------ TEXT BLOCK ------

Delayed atrial lead perforation of the right atrium, pericardium, and lung tissue caused the symptoms.

TREATMENT

The patient underwent transvenous lead extraction performed in the electrophysiology room with surgical backup, under general anesthesia and transesophageal echocardiology (TEE) monitoring. First, a percutaneous subxiphoid pericardial puncture was carried out using the technique previously described (Figure 3)[2]. Subsequently, a pigtail catheter was inserted. The pocket was surgically explored and the atrial lead was freed from its extravascular adhesions. The terminal pin was then cut, and a standard stylet was inserted into the lead body. Before the extraction of the targeted atrial lead, a new atrial lead was implanted at the right atrial appendage (Figure 4) with less tension. The screw of the target atrial lead was then retracted, and simple traction was applied carefully under fluoroscopy (Figure 5). The culprit atrial lead was easily explanted.

Figure 3
Figure 3 After percutaneous subxiphoid pericardial puncture, a soft floppy-tipped guidewire was advanced along the lateral heart border in the left anterior oblique projection.
Figure 4
Figure 4 A new active fixation atrial lead was implanted at a different site with less tension, prior to removal of the culprit lead.
Figure 5
Figure 5 The culprit atrial lead was removed with simple traction after the active screw was retracted.
OUTCOME AND FOLLOW-UP

The patient was hemodynamically stable and the TEE showed no pericardial effusion. Less than 10 mL of serosanguineous fluid was drained from the pigtail catheter. There were no complications, and she was admitted to the cardiac intensive care unit for close monitoring. Serial echocardiology showed no pericardial effusion, and the pigtail catheter was removed 1 d later. The patient was discharged 5 d after the procedure, and a repeat echocardiogram prior to discharge demonstrated no pericardial effusion. She had no chest pain or hemoptysis during 6 mo of follow-up. The chest X-ray was normal and the pacemaker functioned well.

------

- [ACTION ITEM]
Write the next part of the case report on the pacemaker lead that punctured the heart and lung, picking up after its last sentence.

------ DATA TO EXAMINE ------

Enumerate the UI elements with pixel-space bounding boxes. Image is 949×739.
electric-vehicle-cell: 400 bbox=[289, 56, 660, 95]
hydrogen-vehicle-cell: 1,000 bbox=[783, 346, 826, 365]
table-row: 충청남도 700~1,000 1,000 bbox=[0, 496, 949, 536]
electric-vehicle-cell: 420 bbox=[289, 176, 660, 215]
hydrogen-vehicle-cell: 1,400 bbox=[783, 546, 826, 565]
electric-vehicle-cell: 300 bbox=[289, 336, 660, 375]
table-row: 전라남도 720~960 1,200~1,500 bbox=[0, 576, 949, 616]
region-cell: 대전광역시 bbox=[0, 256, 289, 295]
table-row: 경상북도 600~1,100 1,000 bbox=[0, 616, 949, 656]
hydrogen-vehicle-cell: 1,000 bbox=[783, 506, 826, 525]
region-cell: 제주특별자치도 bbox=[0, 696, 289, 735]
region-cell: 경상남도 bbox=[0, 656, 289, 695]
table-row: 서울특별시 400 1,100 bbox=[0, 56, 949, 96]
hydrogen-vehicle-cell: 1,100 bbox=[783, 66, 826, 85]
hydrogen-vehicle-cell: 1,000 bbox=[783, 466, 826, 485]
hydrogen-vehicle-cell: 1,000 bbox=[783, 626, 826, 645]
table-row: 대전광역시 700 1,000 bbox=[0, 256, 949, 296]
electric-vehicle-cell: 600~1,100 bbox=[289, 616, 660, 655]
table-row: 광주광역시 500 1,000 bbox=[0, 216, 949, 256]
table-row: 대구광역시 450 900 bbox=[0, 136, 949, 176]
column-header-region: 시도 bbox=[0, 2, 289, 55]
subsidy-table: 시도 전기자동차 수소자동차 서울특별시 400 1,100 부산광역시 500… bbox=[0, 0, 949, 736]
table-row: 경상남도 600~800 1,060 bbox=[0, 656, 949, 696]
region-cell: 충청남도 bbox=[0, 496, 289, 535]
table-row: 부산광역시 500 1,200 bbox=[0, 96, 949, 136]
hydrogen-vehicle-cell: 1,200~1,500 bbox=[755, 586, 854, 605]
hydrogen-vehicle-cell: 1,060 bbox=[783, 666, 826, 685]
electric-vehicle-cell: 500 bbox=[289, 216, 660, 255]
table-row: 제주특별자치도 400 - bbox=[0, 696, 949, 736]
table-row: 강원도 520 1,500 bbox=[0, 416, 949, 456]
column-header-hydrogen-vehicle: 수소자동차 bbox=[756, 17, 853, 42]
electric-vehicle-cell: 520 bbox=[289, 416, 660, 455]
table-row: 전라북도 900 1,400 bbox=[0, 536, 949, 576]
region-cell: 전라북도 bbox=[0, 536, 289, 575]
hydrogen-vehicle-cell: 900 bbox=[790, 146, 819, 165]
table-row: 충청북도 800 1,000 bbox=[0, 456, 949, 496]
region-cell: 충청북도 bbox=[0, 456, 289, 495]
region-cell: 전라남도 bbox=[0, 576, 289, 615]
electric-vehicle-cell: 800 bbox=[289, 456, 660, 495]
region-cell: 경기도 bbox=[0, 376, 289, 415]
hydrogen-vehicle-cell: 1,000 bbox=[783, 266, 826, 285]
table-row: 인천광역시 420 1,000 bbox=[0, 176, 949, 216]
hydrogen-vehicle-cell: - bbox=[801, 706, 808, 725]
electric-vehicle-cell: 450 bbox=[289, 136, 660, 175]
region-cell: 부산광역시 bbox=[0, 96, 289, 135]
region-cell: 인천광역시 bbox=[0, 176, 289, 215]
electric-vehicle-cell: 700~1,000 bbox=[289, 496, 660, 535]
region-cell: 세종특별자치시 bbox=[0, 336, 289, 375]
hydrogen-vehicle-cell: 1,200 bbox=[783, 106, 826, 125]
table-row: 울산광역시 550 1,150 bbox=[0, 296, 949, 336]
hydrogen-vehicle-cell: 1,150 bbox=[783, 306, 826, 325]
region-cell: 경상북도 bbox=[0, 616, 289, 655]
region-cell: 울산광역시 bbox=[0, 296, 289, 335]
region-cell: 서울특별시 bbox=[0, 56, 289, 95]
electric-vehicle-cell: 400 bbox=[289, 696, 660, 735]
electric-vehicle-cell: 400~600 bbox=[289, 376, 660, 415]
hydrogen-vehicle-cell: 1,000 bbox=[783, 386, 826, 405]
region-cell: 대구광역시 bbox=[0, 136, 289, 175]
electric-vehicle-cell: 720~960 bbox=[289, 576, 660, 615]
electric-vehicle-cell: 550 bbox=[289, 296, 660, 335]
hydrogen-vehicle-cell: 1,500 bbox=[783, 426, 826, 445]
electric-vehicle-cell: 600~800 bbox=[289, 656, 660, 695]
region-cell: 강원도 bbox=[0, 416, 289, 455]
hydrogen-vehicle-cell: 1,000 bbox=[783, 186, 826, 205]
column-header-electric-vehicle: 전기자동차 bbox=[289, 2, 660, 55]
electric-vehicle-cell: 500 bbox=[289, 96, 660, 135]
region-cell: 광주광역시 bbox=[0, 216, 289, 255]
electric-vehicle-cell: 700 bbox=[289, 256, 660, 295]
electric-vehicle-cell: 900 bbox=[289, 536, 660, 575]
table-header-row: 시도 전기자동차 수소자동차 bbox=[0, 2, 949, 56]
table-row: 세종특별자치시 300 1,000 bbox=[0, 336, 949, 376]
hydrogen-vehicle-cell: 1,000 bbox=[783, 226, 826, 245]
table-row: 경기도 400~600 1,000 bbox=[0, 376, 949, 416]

------

- [EXPECTED OUTPUT]
DISCUSSION

Myocardial perforation is a serious but uncommon complication associated with the placement of a cardiac implantable electronic device. The reported incidence ranges from 0.1% to 0.8% for pacemaker leads and 0.6% to 5.2% for implantable cardioverter defibrillator leads[3]. Lead perforations are defined as acute, subacute, or delayed when they occur within 24 h, 1 mo, or more than 1 mo after implantation, respectively. Subacute or delayed lead perforations are fewer in number than acute lead perforations[4].

The most frequently reported risk factors of lead perforation are advanced age, low body mass index (BMI), female sex, active fixation lead, temporary pacing wires, and concomitant anticoagulation or steroid use[5]. Our patient was a 61-year-old woman with a BMI of 18.5 kg/m2. With regard to the mechanism, we speculated that a combination of exaggerated torsion of the atrial lead helix screw and placement of the active fixation lead on the lateral free wall allowed the perforation to occur. Therefore, in high-risk patients, preference should be given to placing the atrial lead on the septal wall of the right atrium, inside or at the base of the right atrial appendage, as we did in the present case.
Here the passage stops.